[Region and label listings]
◇ ◇ ◇

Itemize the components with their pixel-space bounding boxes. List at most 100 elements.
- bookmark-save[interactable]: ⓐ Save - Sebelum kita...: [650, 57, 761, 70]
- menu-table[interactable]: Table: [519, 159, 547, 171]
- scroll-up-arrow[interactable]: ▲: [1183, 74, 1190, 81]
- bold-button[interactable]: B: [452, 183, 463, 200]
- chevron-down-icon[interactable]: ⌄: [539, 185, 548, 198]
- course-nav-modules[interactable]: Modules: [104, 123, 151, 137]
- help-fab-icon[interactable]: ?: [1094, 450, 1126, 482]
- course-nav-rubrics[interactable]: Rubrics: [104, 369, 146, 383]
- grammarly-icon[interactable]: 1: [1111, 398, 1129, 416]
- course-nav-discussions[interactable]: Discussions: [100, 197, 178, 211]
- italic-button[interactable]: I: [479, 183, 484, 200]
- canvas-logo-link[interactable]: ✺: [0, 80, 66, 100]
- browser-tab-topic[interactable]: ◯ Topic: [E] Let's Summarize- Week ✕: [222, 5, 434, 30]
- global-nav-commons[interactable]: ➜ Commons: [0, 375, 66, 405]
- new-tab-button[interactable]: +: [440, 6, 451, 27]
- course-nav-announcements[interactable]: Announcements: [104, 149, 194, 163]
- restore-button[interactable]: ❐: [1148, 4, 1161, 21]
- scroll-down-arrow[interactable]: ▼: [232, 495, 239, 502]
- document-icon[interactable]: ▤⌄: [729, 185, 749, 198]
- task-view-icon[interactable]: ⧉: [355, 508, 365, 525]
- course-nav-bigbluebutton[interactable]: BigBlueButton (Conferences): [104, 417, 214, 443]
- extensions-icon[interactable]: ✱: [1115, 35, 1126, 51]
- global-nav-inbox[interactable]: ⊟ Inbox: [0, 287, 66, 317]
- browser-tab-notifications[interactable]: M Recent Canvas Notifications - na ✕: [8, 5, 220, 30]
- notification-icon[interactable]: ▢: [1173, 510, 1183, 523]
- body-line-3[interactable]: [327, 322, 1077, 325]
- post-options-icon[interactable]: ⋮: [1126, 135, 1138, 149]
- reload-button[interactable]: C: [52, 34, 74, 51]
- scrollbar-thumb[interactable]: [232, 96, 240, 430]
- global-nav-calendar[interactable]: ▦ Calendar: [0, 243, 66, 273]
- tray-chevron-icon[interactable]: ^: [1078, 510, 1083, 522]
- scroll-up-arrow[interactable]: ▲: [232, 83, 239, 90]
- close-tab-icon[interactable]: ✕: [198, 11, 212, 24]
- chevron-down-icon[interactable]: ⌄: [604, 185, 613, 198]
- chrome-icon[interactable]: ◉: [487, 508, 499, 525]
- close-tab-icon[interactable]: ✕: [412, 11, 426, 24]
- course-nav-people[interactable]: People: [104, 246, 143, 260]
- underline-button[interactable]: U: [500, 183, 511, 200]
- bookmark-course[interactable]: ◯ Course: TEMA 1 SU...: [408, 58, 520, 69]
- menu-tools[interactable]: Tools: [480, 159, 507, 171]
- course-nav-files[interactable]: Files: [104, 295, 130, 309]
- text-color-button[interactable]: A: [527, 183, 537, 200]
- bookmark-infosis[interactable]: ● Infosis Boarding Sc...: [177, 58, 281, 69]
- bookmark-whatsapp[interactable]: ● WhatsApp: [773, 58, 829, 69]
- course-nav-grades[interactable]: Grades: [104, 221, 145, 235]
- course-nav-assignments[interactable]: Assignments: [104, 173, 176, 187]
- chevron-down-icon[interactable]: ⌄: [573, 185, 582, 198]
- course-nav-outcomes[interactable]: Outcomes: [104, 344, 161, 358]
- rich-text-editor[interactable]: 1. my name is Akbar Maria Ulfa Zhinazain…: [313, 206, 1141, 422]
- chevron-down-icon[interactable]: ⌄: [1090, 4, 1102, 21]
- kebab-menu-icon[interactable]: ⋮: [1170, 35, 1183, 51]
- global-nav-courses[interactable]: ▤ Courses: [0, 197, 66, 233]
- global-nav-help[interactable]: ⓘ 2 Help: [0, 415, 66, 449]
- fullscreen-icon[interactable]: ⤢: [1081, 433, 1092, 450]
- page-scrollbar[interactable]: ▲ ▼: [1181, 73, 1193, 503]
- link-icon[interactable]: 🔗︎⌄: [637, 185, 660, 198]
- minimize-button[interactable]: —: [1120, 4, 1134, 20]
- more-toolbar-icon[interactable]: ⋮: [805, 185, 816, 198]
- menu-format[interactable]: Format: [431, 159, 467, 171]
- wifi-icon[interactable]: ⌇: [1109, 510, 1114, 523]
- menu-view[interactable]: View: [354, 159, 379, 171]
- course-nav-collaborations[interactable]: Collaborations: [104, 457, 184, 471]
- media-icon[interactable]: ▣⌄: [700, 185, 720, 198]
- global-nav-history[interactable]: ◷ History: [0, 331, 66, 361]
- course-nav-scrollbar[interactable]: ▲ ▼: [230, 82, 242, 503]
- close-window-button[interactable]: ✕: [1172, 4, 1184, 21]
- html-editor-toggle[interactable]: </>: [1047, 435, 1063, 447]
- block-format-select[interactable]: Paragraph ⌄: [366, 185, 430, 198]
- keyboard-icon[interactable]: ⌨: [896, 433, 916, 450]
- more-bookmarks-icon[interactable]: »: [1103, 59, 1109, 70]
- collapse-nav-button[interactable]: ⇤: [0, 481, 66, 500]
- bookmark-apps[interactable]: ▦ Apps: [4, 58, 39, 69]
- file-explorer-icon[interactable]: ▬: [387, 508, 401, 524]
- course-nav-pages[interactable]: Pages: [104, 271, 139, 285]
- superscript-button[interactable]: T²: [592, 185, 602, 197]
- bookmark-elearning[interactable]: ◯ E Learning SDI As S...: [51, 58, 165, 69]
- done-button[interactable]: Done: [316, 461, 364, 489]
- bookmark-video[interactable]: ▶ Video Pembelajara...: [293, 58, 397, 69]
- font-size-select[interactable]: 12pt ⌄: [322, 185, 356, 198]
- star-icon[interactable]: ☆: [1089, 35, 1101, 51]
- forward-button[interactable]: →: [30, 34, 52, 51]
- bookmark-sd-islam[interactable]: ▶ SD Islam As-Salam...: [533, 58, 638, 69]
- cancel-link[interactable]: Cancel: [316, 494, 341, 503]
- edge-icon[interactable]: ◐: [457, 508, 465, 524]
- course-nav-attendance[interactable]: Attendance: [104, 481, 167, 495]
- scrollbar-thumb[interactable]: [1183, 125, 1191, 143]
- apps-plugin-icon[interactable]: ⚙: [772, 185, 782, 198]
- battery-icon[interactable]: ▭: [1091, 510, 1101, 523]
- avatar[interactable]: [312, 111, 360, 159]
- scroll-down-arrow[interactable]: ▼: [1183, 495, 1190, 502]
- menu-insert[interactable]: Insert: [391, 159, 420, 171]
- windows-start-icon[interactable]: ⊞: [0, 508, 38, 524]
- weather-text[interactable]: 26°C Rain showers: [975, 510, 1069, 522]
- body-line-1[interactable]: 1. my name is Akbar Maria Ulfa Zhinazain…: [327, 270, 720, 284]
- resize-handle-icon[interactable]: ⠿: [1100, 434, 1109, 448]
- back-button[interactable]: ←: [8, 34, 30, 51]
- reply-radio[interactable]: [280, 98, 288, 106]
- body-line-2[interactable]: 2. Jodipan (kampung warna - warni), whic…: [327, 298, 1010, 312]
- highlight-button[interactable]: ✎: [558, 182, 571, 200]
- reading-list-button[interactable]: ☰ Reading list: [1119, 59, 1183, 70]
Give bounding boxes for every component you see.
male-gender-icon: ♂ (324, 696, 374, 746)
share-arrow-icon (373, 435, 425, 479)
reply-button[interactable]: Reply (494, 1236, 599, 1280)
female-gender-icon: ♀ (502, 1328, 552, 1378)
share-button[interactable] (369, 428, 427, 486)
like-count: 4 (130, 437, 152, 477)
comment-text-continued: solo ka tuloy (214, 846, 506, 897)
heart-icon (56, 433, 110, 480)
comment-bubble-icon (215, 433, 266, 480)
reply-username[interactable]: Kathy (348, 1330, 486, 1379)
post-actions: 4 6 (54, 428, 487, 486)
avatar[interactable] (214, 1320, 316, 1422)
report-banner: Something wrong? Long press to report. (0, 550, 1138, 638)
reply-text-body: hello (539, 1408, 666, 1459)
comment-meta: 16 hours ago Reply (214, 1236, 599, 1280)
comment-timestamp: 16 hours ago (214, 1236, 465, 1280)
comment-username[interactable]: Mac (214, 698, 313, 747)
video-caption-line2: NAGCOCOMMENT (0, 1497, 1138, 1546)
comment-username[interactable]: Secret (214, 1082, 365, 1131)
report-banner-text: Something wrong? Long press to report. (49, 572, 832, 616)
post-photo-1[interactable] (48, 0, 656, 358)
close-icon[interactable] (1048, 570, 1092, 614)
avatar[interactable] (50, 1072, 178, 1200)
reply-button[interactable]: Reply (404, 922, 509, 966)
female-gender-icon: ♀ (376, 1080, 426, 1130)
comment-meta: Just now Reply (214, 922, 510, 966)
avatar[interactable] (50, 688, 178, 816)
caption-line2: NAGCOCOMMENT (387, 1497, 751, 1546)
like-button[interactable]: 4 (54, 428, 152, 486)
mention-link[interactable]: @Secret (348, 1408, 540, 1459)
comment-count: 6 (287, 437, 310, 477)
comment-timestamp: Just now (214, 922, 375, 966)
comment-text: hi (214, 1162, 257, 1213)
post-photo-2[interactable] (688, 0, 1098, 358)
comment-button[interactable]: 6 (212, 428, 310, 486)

◇ ◇ ◇

Print the lines of the entries again exactly as they appear, starting at the first line of the entries and ending at the line that contains "- scroll-up-arrow[interactable]: ▲: [1183, 74, 1190, 81]".

**Output**.
Itemize the components with their pixel-space bounding boxes. List at most 100 elements.
- bookmark-save[interactable]: ⓐ Save - Sebelum kita...: [650, 57, 761, 70]
- menu-table[interactable]: Table: [519, 159, 547, 171]
- scroll-up-arrow[interactable]: ▲: [1183, 74, 1190, 81]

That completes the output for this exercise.